Trecho selecionado:
******

Ele foi sepultado três dias antes que os irmãos Lumière promovessem, no Salão Indiano do Grand Café, no Boulevard de Capucines, em Paris, a primeira sessão de cinema.
A data da projeção -28 de dezembro de 1895- é considerada como a do nascimento do cinema como indústria cultural.
Para o Brasil, 1895 foi um ano morno. Prudente de Morais consolidava aos tropeços sua autoridade como primeiro civil na Presidência da República. O projeto republicano ainda não estava amadurecido. O governo sofria pressões de militares e de setores da classe média carioca, designados, genericamente, como "os jacobinos".
Antonio Conselheiro chefiava havia dois anos a rebelião mística de Canudos, mas faltavam ainda três anos para que o Exército a sufocasse com muito sangue.
O Rio de Janeiro respirava uma atmosfera provinciana com seus 800 mil habitantes. O Brasil estava ultrapassando os 17 milhões. Machado de Assis havia completado 58 anos e Mario de Andrade, garotinho de cueiro, ainda não chegava aos três.
Os jornais de São Paulo anunciavam o loteamento do bairro de Pinheiros, com terrenos de 600 metros quadrados nas ruas Capote Valente e Cristiano Viana por apenas 360 mil réis. "Barateza em penca", comentava um dos anúncios classificados, que por força da linguagem da época eram chamados de reclames.
A agenda cultural paulistana passava tecnicamente bem longe do cinematógrafo. Nada de reprodução mecânica das artes dramáticas. O Teatro São José -localizado no mesmo terreno em que hoje fica o prédio da Eletropaulo, junto ao viaduto do Chá- apresentava "Aída", qualificada de "velha ópera do maestro Verdi" (que ainda estava vivo). O Teatro Apolo vinha com a opereta de título irreverente: "O Burro do Sr. Alcaide".

******

Registros fornecidos:
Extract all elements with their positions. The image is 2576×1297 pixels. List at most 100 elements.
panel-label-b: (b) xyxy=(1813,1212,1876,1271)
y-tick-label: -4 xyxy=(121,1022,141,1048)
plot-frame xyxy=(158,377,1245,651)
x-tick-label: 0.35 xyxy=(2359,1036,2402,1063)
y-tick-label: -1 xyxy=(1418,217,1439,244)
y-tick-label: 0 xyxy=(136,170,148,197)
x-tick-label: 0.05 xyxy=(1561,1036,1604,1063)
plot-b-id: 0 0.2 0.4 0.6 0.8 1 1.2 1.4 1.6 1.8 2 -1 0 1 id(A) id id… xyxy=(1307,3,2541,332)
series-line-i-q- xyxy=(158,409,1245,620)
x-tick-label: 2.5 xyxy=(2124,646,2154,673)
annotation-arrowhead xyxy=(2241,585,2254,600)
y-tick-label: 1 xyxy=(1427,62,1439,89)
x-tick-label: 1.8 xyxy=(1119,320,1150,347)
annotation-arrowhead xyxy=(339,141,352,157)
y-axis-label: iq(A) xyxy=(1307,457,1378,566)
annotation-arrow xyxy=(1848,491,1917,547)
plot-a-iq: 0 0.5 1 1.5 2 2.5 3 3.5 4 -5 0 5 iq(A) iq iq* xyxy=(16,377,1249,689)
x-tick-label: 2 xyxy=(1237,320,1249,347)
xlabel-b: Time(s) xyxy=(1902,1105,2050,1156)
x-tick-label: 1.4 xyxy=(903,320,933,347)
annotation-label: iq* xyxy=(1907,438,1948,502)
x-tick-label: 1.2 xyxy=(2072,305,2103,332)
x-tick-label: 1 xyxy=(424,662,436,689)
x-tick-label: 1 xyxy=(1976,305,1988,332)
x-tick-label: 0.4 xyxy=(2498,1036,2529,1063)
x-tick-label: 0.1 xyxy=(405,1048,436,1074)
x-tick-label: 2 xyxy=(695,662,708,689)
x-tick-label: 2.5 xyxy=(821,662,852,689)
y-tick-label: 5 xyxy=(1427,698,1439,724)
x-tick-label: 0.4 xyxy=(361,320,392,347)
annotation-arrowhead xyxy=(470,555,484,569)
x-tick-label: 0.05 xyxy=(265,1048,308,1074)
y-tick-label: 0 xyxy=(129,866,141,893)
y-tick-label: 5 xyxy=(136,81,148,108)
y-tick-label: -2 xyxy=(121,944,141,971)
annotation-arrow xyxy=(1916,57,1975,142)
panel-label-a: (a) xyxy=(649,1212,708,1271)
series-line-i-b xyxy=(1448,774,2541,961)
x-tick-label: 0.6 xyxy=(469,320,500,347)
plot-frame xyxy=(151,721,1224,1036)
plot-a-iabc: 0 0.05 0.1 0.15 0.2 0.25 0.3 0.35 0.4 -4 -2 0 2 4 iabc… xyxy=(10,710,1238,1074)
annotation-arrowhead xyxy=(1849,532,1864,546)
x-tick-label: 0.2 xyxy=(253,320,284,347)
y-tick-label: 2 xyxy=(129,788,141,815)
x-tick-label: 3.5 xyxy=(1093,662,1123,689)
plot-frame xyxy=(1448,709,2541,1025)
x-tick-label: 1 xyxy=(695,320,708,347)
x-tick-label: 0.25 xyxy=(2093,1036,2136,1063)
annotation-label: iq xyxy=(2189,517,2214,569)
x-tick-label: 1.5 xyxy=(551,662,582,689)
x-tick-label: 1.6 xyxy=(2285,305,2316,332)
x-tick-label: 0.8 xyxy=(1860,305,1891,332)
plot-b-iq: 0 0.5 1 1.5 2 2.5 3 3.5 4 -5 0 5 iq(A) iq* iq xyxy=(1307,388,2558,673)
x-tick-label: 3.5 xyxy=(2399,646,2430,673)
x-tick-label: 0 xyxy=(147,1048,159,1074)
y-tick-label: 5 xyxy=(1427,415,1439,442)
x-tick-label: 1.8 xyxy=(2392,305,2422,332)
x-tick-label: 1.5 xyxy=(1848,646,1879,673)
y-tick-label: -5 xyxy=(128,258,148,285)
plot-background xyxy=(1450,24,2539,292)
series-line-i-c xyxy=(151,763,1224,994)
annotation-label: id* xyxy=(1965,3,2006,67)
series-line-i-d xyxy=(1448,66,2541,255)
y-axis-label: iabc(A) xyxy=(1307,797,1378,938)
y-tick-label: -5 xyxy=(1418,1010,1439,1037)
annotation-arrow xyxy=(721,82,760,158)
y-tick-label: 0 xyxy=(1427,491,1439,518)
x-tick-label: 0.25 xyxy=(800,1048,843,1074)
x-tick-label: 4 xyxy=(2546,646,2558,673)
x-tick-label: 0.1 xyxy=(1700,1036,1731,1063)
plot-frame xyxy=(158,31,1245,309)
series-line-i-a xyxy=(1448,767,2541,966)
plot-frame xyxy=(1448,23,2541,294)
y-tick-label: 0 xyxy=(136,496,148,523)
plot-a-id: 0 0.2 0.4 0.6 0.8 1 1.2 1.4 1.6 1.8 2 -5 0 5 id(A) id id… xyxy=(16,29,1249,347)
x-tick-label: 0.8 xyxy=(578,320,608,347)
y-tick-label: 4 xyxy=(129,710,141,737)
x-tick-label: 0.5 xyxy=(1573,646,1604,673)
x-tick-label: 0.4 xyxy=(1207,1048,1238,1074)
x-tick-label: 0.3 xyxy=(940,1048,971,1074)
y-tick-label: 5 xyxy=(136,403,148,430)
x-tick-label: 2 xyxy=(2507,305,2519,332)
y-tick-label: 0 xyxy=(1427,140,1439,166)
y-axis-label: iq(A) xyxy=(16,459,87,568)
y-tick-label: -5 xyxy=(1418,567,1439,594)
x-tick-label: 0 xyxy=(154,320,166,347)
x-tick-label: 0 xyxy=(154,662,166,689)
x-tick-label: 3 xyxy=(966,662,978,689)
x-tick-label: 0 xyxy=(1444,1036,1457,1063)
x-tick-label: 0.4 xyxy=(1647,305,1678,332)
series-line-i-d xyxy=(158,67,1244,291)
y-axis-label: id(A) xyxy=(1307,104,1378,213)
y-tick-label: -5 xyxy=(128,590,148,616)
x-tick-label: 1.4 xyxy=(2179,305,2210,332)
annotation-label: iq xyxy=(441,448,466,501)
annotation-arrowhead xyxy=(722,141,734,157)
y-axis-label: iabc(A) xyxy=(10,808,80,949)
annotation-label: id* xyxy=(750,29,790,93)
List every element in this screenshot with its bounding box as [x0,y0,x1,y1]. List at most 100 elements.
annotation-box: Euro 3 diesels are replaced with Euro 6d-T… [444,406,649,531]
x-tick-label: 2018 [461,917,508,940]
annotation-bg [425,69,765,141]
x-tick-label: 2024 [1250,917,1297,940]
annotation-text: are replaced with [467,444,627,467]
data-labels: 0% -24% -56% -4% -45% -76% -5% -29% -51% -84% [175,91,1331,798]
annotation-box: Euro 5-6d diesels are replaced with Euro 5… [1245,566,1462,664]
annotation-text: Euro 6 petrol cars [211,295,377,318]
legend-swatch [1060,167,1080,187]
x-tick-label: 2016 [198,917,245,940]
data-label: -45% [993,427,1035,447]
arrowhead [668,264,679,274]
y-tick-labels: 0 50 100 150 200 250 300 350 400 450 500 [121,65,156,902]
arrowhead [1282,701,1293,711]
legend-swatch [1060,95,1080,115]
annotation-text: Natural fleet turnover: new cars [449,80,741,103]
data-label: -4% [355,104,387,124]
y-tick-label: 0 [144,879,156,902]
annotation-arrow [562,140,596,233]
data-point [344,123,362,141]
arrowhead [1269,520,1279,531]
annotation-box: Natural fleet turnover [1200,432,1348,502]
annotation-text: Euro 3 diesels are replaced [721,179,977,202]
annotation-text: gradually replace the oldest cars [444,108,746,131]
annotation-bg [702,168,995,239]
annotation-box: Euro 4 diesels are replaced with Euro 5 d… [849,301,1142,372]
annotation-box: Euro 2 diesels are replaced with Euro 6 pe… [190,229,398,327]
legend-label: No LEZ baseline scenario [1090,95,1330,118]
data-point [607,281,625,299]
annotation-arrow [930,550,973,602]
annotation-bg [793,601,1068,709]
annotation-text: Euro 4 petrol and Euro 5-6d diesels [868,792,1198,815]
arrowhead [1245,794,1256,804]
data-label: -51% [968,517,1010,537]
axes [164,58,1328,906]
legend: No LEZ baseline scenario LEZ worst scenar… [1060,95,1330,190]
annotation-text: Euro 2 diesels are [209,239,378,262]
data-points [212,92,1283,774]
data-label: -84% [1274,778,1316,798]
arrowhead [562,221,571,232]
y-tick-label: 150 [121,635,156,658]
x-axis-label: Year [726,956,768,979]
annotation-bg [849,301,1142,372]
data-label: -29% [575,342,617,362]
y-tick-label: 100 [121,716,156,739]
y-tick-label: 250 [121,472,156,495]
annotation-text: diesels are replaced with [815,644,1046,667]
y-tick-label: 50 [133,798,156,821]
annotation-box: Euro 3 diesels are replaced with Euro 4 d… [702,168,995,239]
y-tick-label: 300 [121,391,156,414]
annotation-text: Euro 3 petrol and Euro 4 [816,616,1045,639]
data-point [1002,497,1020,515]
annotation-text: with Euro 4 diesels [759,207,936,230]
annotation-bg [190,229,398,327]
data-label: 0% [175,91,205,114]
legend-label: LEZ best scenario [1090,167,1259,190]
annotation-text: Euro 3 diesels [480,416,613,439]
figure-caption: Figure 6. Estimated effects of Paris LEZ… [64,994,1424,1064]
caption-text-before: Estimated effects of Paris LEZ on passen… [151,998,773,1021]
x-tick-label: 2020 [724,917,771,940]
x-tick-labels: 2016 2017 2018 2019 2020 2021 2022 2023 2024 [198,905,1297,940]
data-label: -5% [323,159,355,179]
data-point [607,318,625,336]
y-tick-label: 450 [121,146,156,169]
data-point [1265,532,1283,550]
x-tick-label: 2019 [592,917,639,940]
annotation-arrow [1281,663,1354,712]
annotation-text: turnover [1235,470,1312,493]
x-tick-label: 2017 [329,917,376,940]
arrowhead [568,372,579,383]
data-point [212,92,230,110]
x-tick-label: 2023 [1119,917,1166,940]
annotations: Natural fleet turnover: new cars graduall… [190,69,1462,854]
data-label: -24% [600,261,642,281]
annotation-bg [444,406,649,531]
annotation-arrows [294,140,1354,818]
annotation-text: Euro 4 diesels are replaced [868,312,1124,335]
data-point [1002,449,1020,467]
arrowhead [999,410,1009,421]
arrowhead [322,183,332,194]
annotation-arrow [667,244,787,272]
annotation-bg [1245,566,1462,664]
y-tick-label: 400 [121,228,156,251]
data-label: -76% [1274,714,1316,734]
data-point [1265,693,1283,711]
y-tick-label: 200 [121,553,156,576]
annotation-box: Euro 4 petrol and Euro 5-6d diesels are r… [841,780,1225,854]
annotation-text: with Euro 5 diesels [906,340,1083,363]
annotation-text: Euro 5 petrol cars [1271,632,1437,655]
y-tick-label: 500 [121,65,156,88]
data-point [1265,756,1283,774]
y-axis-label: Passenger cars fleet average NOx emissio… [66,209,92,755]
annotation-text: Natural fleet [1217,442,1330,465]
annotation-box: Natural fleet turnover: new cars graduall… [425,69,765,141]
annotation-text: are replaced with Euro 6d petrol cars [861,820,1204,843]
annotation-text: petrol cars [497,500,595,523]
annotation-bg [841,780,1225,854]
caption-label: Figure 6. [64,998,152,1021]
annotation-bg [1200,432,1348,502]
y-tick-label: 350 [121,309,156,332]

******

Exercícios propostos:
[a] Segundo o trecho sobre o Brasil em 1895, quantos habitantes tinha o Rio de Janeiro naquela época?
[b] Prossiga o trecho sobre o Brasil em 1895 a partir da última frase apresentada.

Respostas dos exercícios:
[a] O Rio de Janeiro tinha 800 mil habitantes.

[b]
Se o Brasil era provinciano, vivia seu provincianismo ao menos de forma charmosa. Que o digam os reclames. "Fósforos para algibeira, especiais para fumantes. Não largam as cabeças no ato de acender, nem depois de queimar." Ou ainda, importados e à venda na livraria do alemão Laemmert: "Álbuns para retratos, desenhos e pensamentos."
Os Estados Unidos eram governados pelo presidente Cleveland, que acabava de ocupar o Havaí. Ainda não havia se metido na Guerra de Independência de Cuba, onde, segundo o noticiário, a ofensiva rebelde já matara 700 pessoas e estourara -"com dinamite!"- linhas de estradas de ferro.
Só em dois países -então enormes desertos demográficos, a Nova Zelândia e a Austrália- a mulher podia votar. Nos EUA, o voto feminino existia em Wyoming e Kansas. Nova York estava para adotar dentro em pouco a mesma novidade.
A Europa já vivia os lentos preparativos para a Primeira Guerra que eclodiria apenas 19 anos depois. Na Alemanha, Guilherme 2º hostilizava a Inglaterra, contrariando os bons conselhos de Bismark, que cinco anos antes caíra em desgraça e vivia retirado em sua casa de campo.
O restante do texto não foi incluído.